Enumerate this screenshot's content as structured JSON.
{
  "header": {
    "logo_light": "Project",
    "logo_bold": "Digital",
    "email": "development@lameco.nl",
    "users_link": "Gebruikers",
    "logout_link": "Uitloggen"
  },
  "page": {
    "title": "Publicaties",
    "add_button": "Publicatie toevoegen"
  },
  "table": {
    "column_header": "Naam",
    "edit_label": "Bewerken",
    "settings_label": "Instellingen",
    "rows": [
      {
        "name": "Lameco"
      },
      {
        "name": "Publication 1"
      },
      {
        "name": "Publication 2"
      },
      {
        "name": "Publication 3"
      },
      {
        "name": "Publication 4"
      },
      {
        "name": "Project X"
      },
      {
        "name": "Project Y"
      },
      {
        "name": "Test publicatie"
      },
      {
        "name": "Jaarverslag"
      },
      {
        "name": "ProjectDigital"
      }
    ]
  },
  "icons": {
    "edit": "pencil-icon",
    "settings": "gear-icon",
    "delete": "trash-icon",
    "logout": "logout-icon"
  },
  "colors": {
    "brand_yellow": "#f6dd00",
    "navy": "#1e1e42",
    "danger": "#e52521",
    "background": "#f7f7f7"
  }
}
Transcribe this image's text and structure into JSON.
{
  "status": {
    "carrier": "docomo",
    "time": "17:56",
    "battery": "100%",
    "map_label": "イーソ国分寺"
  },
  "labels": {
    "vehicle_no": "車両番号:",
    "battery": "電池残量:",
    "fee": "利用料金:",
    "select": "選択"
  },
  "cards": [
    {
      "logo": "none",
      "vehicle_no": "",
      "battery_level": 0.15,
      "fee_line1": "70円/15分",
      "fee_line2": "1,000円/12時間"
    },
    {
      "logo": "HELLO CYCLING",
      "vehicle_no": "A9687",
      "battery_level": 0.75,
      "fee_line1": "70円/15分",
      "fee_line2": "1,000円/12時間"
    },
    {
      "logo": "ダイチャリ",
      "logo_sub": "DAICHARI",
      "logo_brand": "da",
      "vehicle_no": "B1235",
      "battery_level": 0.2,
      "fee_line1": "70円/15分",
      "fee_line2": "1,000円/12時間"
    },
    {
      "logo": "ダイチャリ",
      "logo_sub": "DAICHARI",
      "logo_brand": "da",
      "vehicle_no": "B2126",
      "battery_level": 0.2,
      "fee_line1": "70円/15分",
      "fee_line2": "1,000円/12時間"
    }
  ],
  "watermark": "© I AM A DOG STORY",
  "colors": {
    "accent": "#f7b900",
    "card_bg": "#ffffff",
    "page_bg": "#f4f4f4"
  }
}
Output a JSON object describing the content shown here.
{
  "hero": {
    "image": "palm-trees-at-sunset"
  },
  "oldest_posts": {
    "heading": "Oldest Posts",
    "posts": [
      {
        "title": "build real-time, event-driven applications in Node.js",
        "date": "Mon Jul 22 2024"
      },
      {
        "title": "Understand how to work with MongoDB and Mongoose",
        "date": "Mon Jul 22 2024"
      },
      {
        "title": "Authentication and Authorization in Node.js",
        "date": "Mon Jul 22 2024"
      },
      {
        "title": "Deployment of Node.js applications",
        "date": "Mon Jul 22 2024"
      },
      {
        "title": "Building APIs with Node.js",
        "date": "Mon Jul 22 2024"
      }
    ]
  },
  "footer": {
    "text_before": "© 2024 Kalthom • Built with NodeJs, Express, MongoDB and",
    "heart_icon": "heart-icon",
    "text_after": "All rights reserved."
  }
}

◆ ◆ ◆

**What is required**
Each line above is to be repeated exactly.

**Answer in full**
Enumerate this screenshot's content as structured JSON.
{
  "header": {
    "logo_light": "Project",
    "logo_bold": "Digital",
    "email": "development@lameco.nl",
    "users_link": "Gebruikers",
    "logout_link": "Uitloggen"
  },
  "page": {
    "title": "Publicaties",
    "add_button": "Publicatie toevoegen"
  },
  "table": {
    "column_header": "Naam",
    "edit_label": "Bewerken",
    "settings_label": "Instellingen",
    "rows": [
      {
        "name": "Lameco"
      },
      {
        "name": "Publication 1"
      },
      {
        "name": "Publication 2"
      },
      {
        "name": "Publication 3"
      },
      {
        "name": "Publication 4"
      },
      {
        "name": "Project X"
      },
      {
        "name": "Project Y"
      },
      {
        "name": "Test publicatie"
      },
      {
        "name": "Jaarverslag"
      },
      {
        "name": "ProjectDigital"
      }
    ]
  },
  "icons": {
    "edit": "pencil-icon",
    "settings": "gear-icon",
    "delete": "trash-icon",
    "logout": "logout-icon"
  },
  "colors": {
    "brand_yellow": "#f6dd00",
    "navy": "#1e1e42",
    "danger": "#e52521",
    "background": "#f7f7f7"
  }
}
Transcribe this image's text and structure into JSON.
{
  "status": {
    "carrier": "docomo",
    "time": "17:56",
    "battery": "100%",
    "map_label": "イーソ国分寺"
  },
  "labels": {
    "vehicle_no": "車両番号:",
    "battery": "電池残量:",
    "fee": "利用料金:",
    "select": "選択"
  },
  "cards": [
    {
      "logo": "none",
      "vehicle_no": "",
      "battery_level": 0.15,
      "fee_line1": "70円/15分",
      "fee_line2": "1,000円/12時間"
    },
    {
      "logo": "HELLO CYCLING",
      "vehicle_no": "A9687",
      "battery_level": 0.75,
      "fee_line1": "70円/15分",
      "fee_line2": "1,000円/12時間"
    },
    {
      "logo": "ダイチャリ",
      "logo_sub": "DAICHARI",
      "logo_brand": "da",
      "vehicle_no": "B1235",
      "battery_level": 0.2,
      "fee_line1": "70円/15分",
      "fee_line2": "1,000円/12時間"
    },
    {
      "logo": "ダイチャリ",
      "logo_sub": "DAICHARI",
      "logo_brand": "da",
      "vehicle_no": "B2126",
      "battery_level": 0.2,
      "fee_line1": "70円/15分",
      "fee_line2": "1,000円/12時間"
    }
  ],
  "watermark": "© I AM A DOG STORY",
  "colors": {
    "accent": "#f7b900",
    "card_bg": "#ffffff",
    "page_bg": "#f4f4f4"
  }
}
Output a JSON object describing the content shown here.
{
  "hero": {
    "image": "palm-trees-at-sunset"
  },
  "oldest_posts": {
    "heading": "Oldest Posts",
    "posts": [
      {
        "title": "build real-time, event-driven applications in Node.js",
        "date": "Mon Jul 22 2024"
      },
      {
        "title": "Understand how to work with MongoDB and Mongoose",
        "date": "Mon Jul 22 2024"
      },
      {
        "title": "Authentication and Authorization in Node.js",
        "date": "Mon Jul 22 2024"
      },
      {
        "title": "Deployment of Node.js applications",
        "date": "Mon Jul 22 2024"
      },
      {
        "title": "Building APIs with Node.js",
        "date": "Mon Jul 22 2024"
      }
    ]
  },
  "footer": {
    "text_before": "© 2024 Kalthom • Built with NodeJs, Express, MongoDB and",
    "heart_icon": "heart-icon",
    "text_after": "All rights reserved."
  }
}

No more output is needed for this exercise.